**YOUR INSTRUCTIONS**
What number of lines hold the word "from"? State that number and nothing besides.

**Records contained in a dataset**
▬▬▬

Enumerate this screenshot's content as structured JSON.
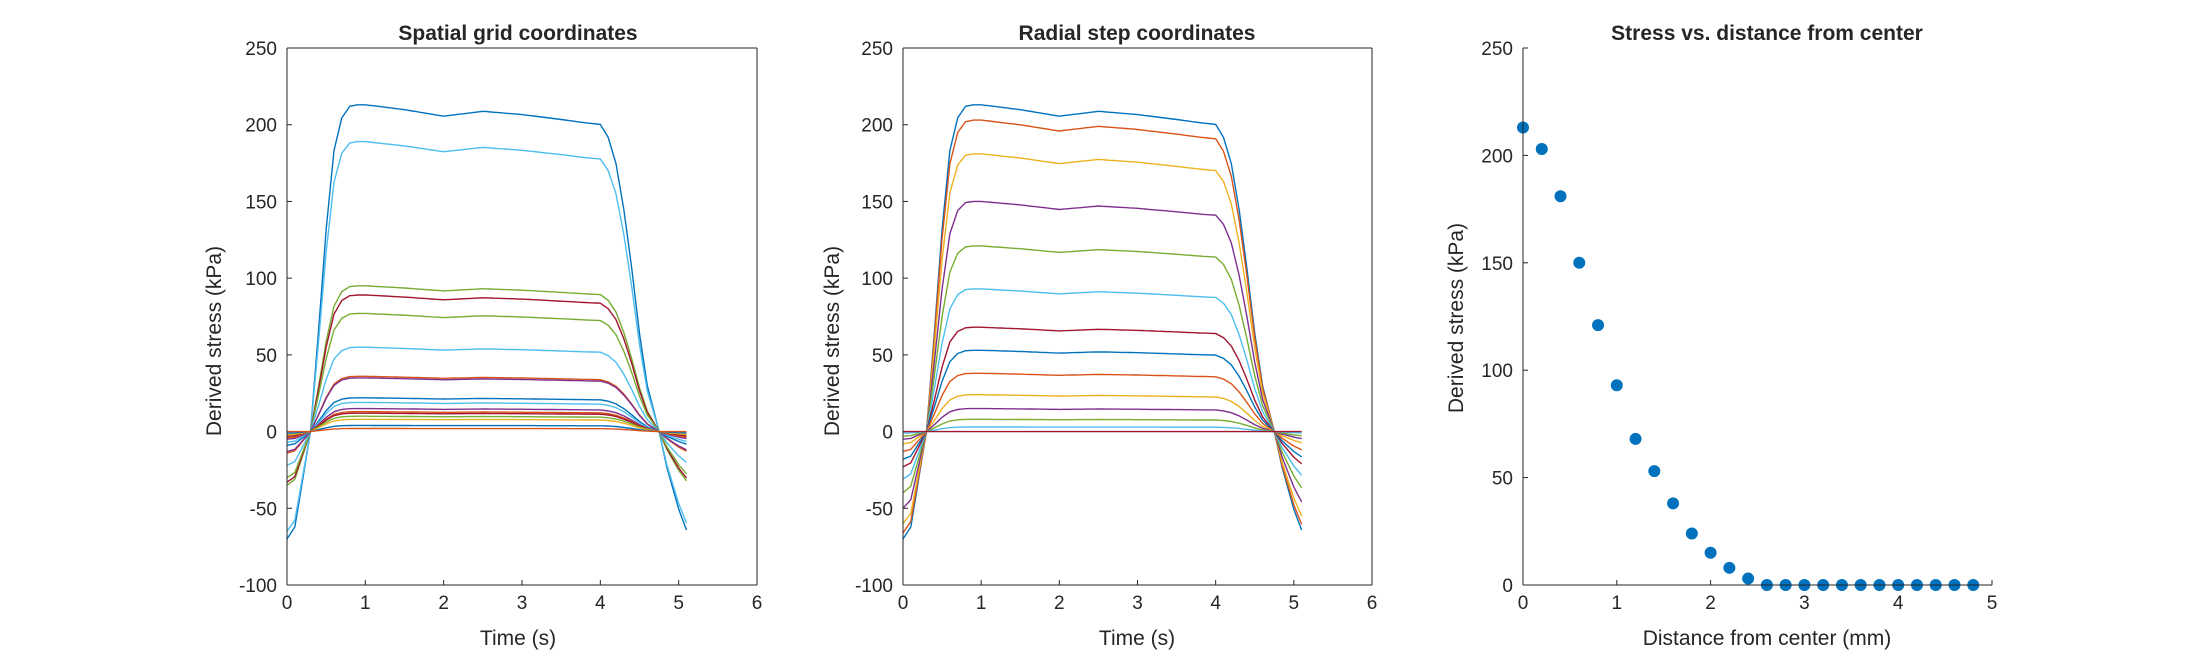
{
  "colors": {
    "axis": "#262626",
    "series": [
      "#0072BD",
      "#D95319",
      "#EDB120",
      "#7E2F8E",
      "#77AC30",
      "#4DBEEE",
      "#A2142F"
    ],
    "marker": "#0072BD"
  },
  "chart_data": [
    {
      "type": "line",
      "title": "Spatial grid coordinates",
      "xlabel": "Time (s)",
      "ylabel": "Derived stress (kPa)",
      "xlim": [
        0,
        6
      ],
      "ylim": [
        -100,
        250
      ],
      "xticks": [
        0,
        1,
        2,
        3,
        4,
        5,
        6
      ],
      "yticks": [
        -100,
        -50,
        0,
        50,
        100,
        150,
        200,
        250
      ],
      "grid": false,
      "legend": "none",
      "series": [
        {
          "color": "#0072BD",
          "plateau": 213,
          "tail": -70
        },
        {
          "color": "#4DBEEE",
          "plateau": 189,
          "tail": -65
        },
        {
          "color": "#77AC30",
          "plateau": 95,
          "tail": -35
        },
        {
          "color": "#A2142F",
          "plateau": 89,
          "tail": -33
        },
        {
          "color": "#77AC30",
          "plateau": 77,
          "tail": -30
        },
        {
          "color": "#4DBEEE",
          "plateau": 55,
          "tail": -22
        },
        {
          "color": "#D95319",
          "plateau": 36,
          "tail": -14
        },
        {
          "color": "#7E2F8E",
          "plateau": 35,
          "tail": -13
        },
        {
          "color": "#0072BD",
          "plateau": 22,
          "tail": -9
        },
        {
          "color": "#4DBEEE",
          "plateau": 19,
          "tail": -7
        },
        {
          "color": "#7E2F8E",
          "plateau": 15,
          "tail": -5
        },
        {
          "color": "#D95319",
          "plateau": 13,
          "tail": -4
        },
        {
          "color": "#A2142F",
          "plateau": 12,
          "tail": -3
        },
        {
          "color": "#77AC30",
          "plateau": 10,
          "tail": -2
        },
        {
          "color": "#EDB120",
          "plateau": 8,
          "tail": -2
        },
        {
          "color": "#0072BD",
          "plateau": 4,
          "tail": -1
        },
        {
          "color": "#D95319",
          "plateau": 2,
          "tail": 0
        }
      ]
    },
    {
      "type": "line",
      "title": "Radial step coordinates",
      "xlabel": "Time (s)",
      "ylabel": "Derived stress (kPa)",
      "xlim": [
        0,
        6
      ],
      "ylim": [
        -100,
        250
      ],
      "xticks": [
        0,
        1,
        2,
        3,
        4,
        5,
        6
      ],
      "yticks": [
        -100,
        -50,
        0,
        50,
        100,
        150,
        200,
        250
      ],
      "grid": false,
      "legend": "none",
      "series": [
        {
          "color": "#0072BD",
          "plateau": 213,
          "tail": -70
        },
        {
          "color": "#D95319",
          "plateau": 203,
          "tail": -66
        },
        {
          "color": "#EDB120",
          "plateau": 181,
          "tail": -60
        },
        {
          "color": "#7E2F8E",
          "plateau": 150,
          "tail": -50
        },
        {
          "color": "#77AC30",
          "plateau": 121,
          "tail": -40
        },
        {
          "color": "#4DBEEE",
          "plateau": 93,
          "tail": -31
        },
        {
          "color": "#A2142F",
          "plateau": 68,
          "tail": -23
        },
        {
          "color": "#0072BD",
          "plateau": 53,
          "tail": -18
        },
        {
          "color": "#D95319",
          "plateau": 38,
          "tail": -13
        },
        {
          "color": "#EDB120",
          "plateau": 24,
          "tail": -8
        },
        {
          "color": "#7E2F8E",
          "plateau": 15,
          "tail": -5
        },
        {
          "color": "#77AC30",
          "plateau": 8,
          "tail": -3
        },
        {
          "color": "#4DBEEE",
          "plateau": 3,
          "tail": -1
        },
        {
          "color": "#A2142F",
          "plateau": 0,
          "tail": 0
        }
      ]
    },
    {
      "type": "scatter",
      "title": "Stress vs. distance from center",
      "xlabel": "Distance from center (mm)",
      "ylabel": "Derived stress (kPa)",
      "xlim": [
        0,
        5
      ],
      "ylim": [
        0,
        250
      ],
      "xticks": [
        0,
        1,
        2,
        3,
        4,
        5
      ],
      "yticks": [
        0,
        50,
        100,
        150,
        200,
        250
      ],
      "grid": false,
      "legend": "none",
      "x": [
        0,
        0.2,
        0.4,
        0.6,
        0.8,
        1.0,
        1.2,
        1.4,
        1.6,
        1.8,
        2.0,
        2.2,
        2.4,
        2.6,
        2.8,
        3.0,
        3.2,
        3.4,
        3.6,
        3.8,
        4.0,
        4.2,
        4.4,
        4.6,
        4.8
      ],
      "y": [
        213,
        203,
        181,
        150,
        121,
        93,
        68,
        53,
        38,
        24,
        15,
        8,
        3,
        0,
        0,
        0,
        0,
        0,
        0,
        0,
        0,
        0,
        0,
        0,
        0
      ]
    }
  ]
}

▬▬▬

**WRITTEN ANSWER**
2